**Extract to read**

The second datable example is an allusion to the event of 66 C.E. that triggered the revolt. Florus ordered his men to enter the Temple at Jerusalem to remove silver coins to satisfy the tribute obligation owing Rome [BJ 2.300]. The Roman garrison is overrun by rebels who take control of the city and the temple. The daily sacrifices to the Roman Emperor are terminated. This event and the numerous signs and portents recorded by Josephus as occurring at this time elevated apocalyptic tensions. Mark is telling Rome that Jesus will stop the Romans from removing vessels of coins from the Temple.

The third datable example, “birth pangs” require a more detailed explanation. Birth pangs and labor pains signal destruction in sight with new beginnings promised from the ruins of that destruction. According to the War Scroll the final age was to be preceded by a period of tribulation or "birth pangs [of the Messiah]" (1QH 3:7-10), which "shall be a time of salvation for the People of God ..." (1QM 1)(B.C.E.). This 1st statement is best illustrated by three verses from the fourth chapter of Micah where the Prophet states:

9: Now why do you cry aloud? Is there no king in you? Has your counselor perished, that pangs have seized you like a woman in travail?

**Information supplied**
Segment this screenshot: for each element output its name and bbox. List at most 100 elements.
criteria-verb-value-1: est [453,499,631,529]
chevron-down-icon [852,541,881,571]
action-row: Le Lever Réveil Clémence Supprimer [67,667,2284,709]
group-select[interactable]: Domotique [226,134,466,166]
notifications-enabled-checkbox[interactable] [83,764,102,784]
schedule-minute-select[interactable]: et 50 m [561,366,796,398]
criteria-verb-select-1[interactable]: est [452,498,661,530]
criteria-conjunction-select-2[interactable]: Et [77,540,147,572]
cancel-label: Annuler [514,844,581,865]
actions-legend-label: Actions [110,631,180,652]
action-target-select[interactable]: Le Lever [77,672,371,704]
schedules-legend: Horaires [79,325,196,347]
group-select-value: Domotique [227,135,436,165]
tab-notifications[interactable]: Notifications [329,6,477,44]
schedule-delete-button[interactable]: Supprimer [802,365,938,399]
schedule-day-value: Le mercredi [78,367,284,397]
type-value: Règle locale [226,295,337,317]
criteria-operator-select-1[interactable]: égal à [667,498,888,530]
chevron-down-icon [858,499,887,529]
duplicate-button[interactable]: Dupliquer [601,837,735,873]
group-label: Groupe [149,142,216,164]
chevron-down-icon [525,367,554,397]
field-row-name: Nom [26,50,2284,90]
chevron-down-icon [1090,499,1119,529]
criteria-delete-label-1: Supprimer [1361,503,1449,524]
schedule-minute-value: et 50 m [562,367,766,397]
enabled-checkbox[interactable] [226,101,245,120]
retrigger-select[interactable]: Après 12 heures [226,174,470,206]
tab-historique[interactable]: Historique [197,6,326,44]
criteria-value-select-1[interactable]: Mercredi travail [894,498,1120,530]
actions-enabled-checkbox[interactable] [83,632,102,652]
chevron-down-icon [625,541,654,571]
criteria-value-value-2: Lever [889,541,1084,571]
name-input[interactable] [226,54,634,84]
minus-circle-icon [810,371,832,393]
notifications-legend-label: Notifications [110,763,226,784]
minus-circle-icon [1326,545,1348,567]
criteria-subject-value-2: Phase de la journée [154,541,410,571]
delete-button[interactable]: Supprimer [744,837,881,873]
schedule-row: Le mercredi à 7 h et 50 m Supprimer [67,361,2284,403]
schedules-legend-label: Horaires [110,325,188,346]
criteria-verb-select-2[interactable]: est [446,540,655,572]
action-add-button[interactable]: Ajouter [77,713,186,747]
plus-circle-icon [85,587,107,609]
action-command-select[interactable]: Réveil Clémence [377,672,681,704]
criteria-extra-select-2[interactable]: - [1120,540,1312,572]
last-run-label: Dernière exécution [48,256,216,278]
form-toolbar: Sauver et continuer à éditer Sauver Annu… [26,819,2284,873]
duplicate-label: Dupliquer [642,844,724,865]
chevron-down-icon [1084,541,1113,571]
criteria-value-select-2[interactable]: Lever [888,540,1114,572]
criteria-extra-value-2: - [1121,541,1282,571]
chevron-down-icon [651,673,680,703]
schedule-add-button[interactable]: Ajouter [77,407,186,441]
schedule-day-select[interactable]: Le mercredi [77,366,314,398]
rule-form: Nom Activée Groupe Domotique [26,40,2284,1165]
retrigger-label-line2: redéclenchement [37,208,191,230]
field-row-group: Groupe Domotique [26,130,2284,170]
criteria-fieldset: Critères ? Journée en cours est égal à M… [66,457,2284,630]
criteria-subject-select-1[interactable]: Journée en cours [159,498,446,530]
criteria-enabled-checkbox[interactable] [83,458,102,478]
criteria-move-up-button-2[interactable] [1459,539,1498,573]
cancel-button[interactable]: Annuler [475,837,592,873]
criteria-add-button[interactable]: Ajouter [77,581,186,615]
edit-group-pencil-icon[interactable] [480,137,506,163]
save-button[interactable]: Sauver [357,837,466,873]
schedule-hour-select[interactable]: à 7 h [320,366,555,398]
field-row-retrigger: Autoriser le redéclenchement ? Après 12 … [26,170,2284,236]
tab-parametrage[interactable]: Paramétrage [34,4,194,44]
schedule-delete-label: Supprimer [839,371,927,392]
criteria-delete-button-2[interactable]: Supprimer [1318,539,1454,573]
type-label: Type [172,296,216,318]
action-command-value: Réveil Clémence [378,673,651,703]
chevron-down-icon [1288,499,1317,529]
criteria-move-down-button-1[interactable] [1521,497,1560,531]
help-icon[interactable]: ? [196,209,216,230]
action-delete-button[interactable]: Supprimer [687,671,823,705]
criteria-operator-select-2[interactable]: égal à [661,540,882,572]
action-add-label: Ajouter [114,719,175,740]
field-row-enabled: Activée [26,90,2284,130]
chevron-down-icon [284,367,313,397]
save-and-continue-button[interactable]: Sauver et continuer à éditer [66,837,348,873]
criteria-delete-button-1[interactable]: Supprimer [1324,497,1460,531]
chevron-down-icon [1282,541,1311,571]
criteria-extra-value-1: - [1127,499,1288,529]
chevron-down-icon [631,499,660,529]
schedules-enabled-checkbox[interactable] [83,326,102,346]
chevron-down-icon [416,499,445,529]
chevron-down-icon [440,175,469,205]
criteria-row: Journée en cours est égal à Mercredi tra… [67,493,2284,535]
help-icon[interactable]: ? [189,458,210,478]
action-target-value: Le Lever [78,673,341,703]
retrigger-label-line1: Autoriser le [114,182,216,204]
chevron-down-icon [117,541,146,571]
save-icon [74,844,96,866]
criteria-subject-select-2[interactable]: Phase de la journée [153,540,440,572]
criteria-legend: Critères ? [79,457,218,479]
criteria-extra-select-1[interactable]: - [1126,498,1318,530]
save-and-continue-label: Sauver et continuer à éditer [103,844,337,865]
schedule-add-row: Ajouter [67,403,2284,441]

**Work instructions**
1) In the passage on the datable examples, what did Florus order his men to do?
2) List every source reference that the passage on the datable examples cites in brackets or parentheses.
3) Write out the passage on the datable examples from "The third datable" up to and including "woman in travail?".
You won't need the records to do any of this.

**Answers by task**
1) He ordered them to enter the Temple at Jerusalem and remove silver coins to satisfy the tribute owed to Rome.

2)
BJ 2.300
1QH 3:7-10
1QM 1

3)
The third datable example, “birth pangs” require a more detailed explanation. Birth pangs and labor pains signal destruction in sight with new beginnings promised from the ruins of that destruction. According to the War Scroll the final age was to be preceded by a period of tribulation or "birth pangs [of the Messiah]" (1QH 3:7-10), which "shall be a time of salvation for the People of God ..." (1QM 1)(B.C.E.). This 1st statement is best illustrated by three verses from the fourth chapter of Micah where the Prophet states:

9: Now why do you cry aloud? Is there no king in you? Has your counselor perished, that pangs have seized you like a woman in travail?